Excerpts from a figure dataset
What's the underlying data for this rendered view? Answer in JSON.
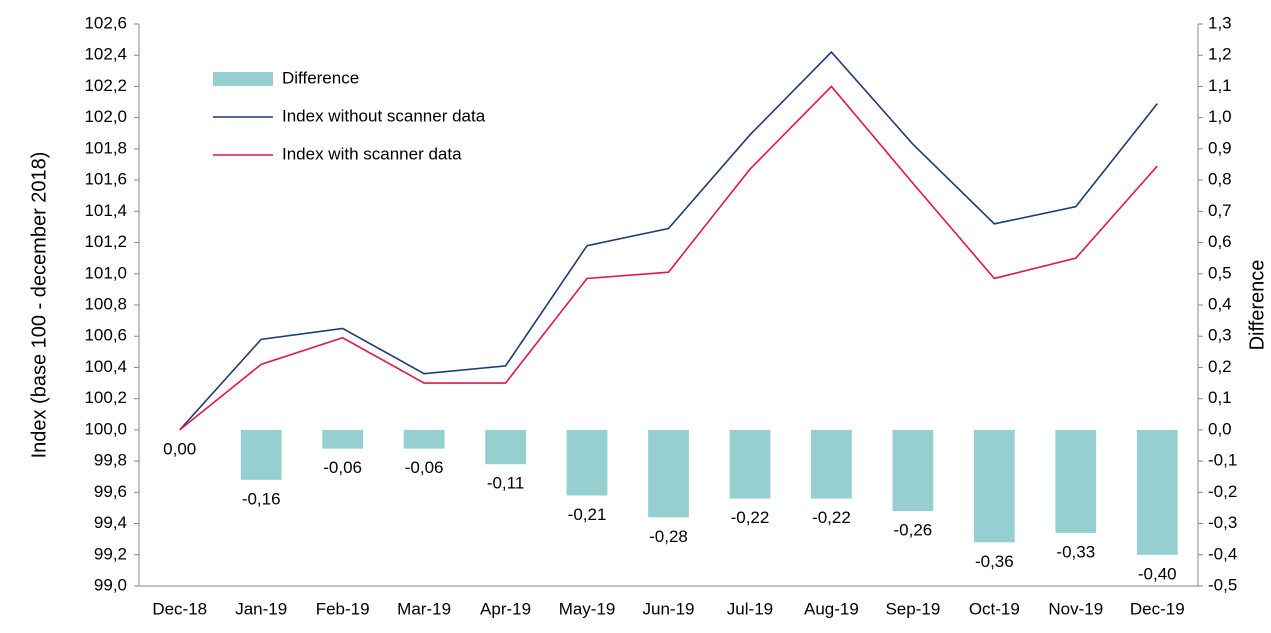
{
  "chart_data": {
    "type": "combo",
    "ylabel": "Index (base 100 - december 2018)",
    "y2label": "Difference",
    "categories": [
      "Dec-18",
      "Jan-19",
      "Feb-19",
      "Mar-19",
      "Apr-19",
      "May-19",
      "Jun-19",
      "Jul-19",
      "Aug-19",
      "Sep-19",
      "Oct-19",
      "Nov-19",
      "Dec-19"
    ],
    "series": [
      {
        "name": "Difference",
        "type": "bar",
        "axis": "y2",
        "color": "#96cfcf",
        "values": [
          0.0,
          -0.16,
          -0.06,
          -0.06,
          -0.11,
          -0.21,
          -0.28,
          -0.22,
          -0.22,
          -0.26,
          -0.36,
          -0.33,
          -0.4
        ],
        "value_labels": [
          "0,00",
          "-0,16",
          "-0,06",
          "-0,06",
          "-0,11",
          "-0,21",
          "-0,28",
          "-0,22",
          "-0,22",
          "-0,26",
          "-0,36",
          "-0,33",
          "-0,40"
        ]
      },
      {
        "name": "Index without scanner data",
        "type": "line",
        "color": "#1f3b73",
        "values": [
          100.0,
          100.58,
          100.65,
          100.36,
          100.41,
          101.18,
          101.29,
          101.89,
          102.42,
          101.83,
          101.32,
          101.43,
          102.09
        ]
      },
      {
        "name": "Index with scanner data",
        "type": "line",
        "color": "#e0174a",
        "values": [
          100.0,
          100.42,
          100.59,
          100.3,
          100.3,
          100.97,
          101.01,
          101.67,
          102.2,
          101.58,
          100.97,
          101.1,
          101.69
        ]
      }
    ],
    "ylim": [
      99.0,
      102.6
    ],
    "yticks": [
      {
        "value": 99.0,
        "label": "99,0"
      },
      {
        "value": 99.2,
        "label": "99,2"
      },
      {
        "value": 99.4,
        "label": "99,4"
      },
      {
        "value": 99.6,
        "label": "99,6"
      },
      {
        "value": 99.8,
        "label": "99,8"
      },
      {
        "value": 100.0,
        "label": "100,0"
      },
      {
        "value": 100.2,
        "label": "100,2"
      },
      {
        "value": 100.4,
        "label": "100,4"
      },
      {
        "value": 100.6,
        "label": "100,6"
      },
      {
        "value": 100.8,
        "label": "100,8"
      },
      {
        "value": 101.0,
        "label": "101,0"
      },
      {
        "value": 101.2,
        "label": "101,2"
      },
      {
        "value": 101.4,
        "label": "101,4"
      },
      {
        "value": 101.6,
        "label": "101,6"
      },
      {
        "value": 101.8,
        "label": "101,8"
      },
      {
        "value": 102.0,
        "label": "102,0"
      },
      {
        "value": 102.2,
        "label": "102,2"
      },
      {
        "value": 102.4,
        "label": "102,4"
      },
      {
        "value": 102.6,
        "label": "102,6"
      }
    ],
    "y2lim": [
      -0.5,
      1.3
    ],
    "y2ticks": [
      {
        "value": -0.5,
        "label": "-0,5"
      },
      {
        "value": -0.4,
        "label": "-0,4"
      },
      {
        "value": -0.3,
        "label": "-0,3"
      },
      {
        "value": -0.2,
        "label": "-0,2"
      },
      {
        "value": -0.1,
        "label": "-0,1"
      },
      {
        "value": 0,
        "label": "0,0"
      },
      {
        "value": 0.1,
        "label": "0,1"
      },
      {
        "value": 0.2,
        "label": "0,2"
      },
      {
        "value": 0.3,
        "label": "0,3"
      },
      {
        "value": 0.4,
        "label": "0,4"
      },
      {
        "value": 0.5,
        "label": "0,5"
      },
      {
        "value": 0.6,
        "label": "0,6"
      },
      {
        "value": 0.7,
        "label": "0,7"
      },
      {
        "value": 0.8,
        "label": "0,8"
      },
      {
        "value": 0.9,
        "label": "0,9"
      },
      {
        "value": 1.0,
        "label": "1,0"
      },
      {
        "value": 1.1,
        "label": "1,1"
      },
      {
        "value": 1.2,
        "label": "1,2"
      },
      {
        "value": 1.3,
        "label": "1,3"
      }
    ],
    "legend": "upper-left"
  }
}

== THE PROBLEM ==
Your copy should match the entries exactly, minus the pictures.

== RESULT OF THE EXERCISE ==
What's the underlying data for this rendered view? Answer in JSON.
{
  "chart_data": {
    "type": "combo",
    "ylabel": "Index (base 100 - december 2018)",
    "y2label": "Difference",
    "categories": [
      "Dec-18",
      "Jan-19",
      "Feb-19",
      "Mar-19",
      "Apr-19",
      "May-19",
      "Jun-19",
      "Jul-19",
      "Aug-19",
      "Sep-19",
      "Oct-19",
      "Nov-19",
      "Dec-19"
    ],
    "series": [
      {
        "name": "Difference",
        "type": "bar",
        "axis": "y2",
        "color": "#96cfcf",
        "values": [
          0.0,
          -0.16,
          -0.06,
          -0.06,
          -0.11,
          -0.21,
          -0.28,
          -0.22,
          -0.22,
          -0.26,
          -0.36,
          -0.33,
          -0.4
        ],
        "value_labels": [
          "0,00",
          "-0,16",
          "-0,06",
          "-0,06",
          "-0,11",
          "-0,21",
          "-0,28",
          "-0,22",
          "-0,22",
          "-0,26",
          "-0,36",
          "-0,33",
          "-0,40"
        ]
      },
      {
        "name": "Index without scanner data",
        "type": "line",
        "color": "#1f3b73",
        "values": [
          100.0,
          100.58,
          100.65,
          100.36,
          100.41,
          101.18,
          101.29,
          101.89,
          102.42,
          101.83,
          101.32,
          101.43,
          102.09
        ]
      },
      {
        "name": "Index with scanner data",
        "type": "line",
        "color": "#e0174a",
        "values": [
          100.0,
          100.42,
          100.59,
          100.3,
          100.3,
          100.97,
          101.01,
          101.67,
          102.2,
          101.58,
          100.97,
          101.1,
          101.69
        ]
      }
    ],
    "ylim": [
      99.0,
      102.6
    ],
    "yticks": [
      {
        "value": 99.0,
        "label": "99,0"
      },
      {
        "value": 99.2,
        "label": "99,2"
      },
      {
        "value": 99.4,
        "label": "99,4"
      },
      {
        "value": 99.6,
        "label": "99,6"
      },
      {
        "value": 99.8,
        "label": "99,8"
      },
      {
        "value": 100.0,
        "label": "100,0"
      },
      {
        "value": 100.2,
        "label": "100,2"
      },
      {
        "value": 100.4,
        "label": "100,4"
      },
      {
        "value": 100.6,
        "label": "100,6"
      },
      {
        "value": 100.8,
        "label": "100,8"
      },
      {
        "value": 101.0,
        "label": "101,0"
      },
      {
        "value": 101.2,
        "label": "101,2"
      },
      {
        "value": 101.4,
        "label": "101,4"
      },
      {
        "value": 101.6,
        "label": "101,6"
      },
      {
        "value": 101.8,
        "label": "101,8"
      },
      {
        "value": 102.0,
        "label": "102,0"
      },
      {
        "value": 102.2,
        "label": "102,2"
      },
      {
        "value": 102.4,
        "label": "102,4"
      },
      {
        "value": 102.6,
        "label": "102,6"
      }
    ],
    "y2lim": [
      -0.5,
      1.3
    ],
    "y2ticks": [
      {
        "value": -0.5,
        "label": "-0,5"
      },
      {
        "value": -0.4,
        "label": "-0,4"
      },
      {
        "value": -0.3,
        "label": "-0,3"
      },
      {
        "value": -0.2,
        "label": "-0,2"
      },
      {
        "value": -0.1,
        "label": "-0,1"
      },
      {
        "value": 0,
        "label": "0,0"
      },
      {
        "value": 0.1,
        "label": "0,1"
      },
      {
        "value": 0.2,
        "label": "0,2"
      },
      {
        "value": 0.3,
        "label": "0,3"
      },
      {
        "value": 0.4,
        "label": "0,4"
      },
      {
        "value": 0.5,
        "label": "0,5"
      },
      {
        "value": 0.6,
        "label": "0,6"
      },
      {
        "value": 0.7,
        "label": "0,7"
      },
      {
        "value": 0.8,
        "label": "0,8"
      },
      {
        "value": 0.9,
        "label": "0,9"
      },
      {
        "value": 1.0,
        "label": "1,0"
      },
      {
        "value": 1.1,
        "label": "1,1"
      },
      {
        "value": 1.2,
        "label": "1,2"
      },
      {
        "value": 1.3,
        "label": "1,3"
      }
    ],
    "legend": "upper-left"
  }
}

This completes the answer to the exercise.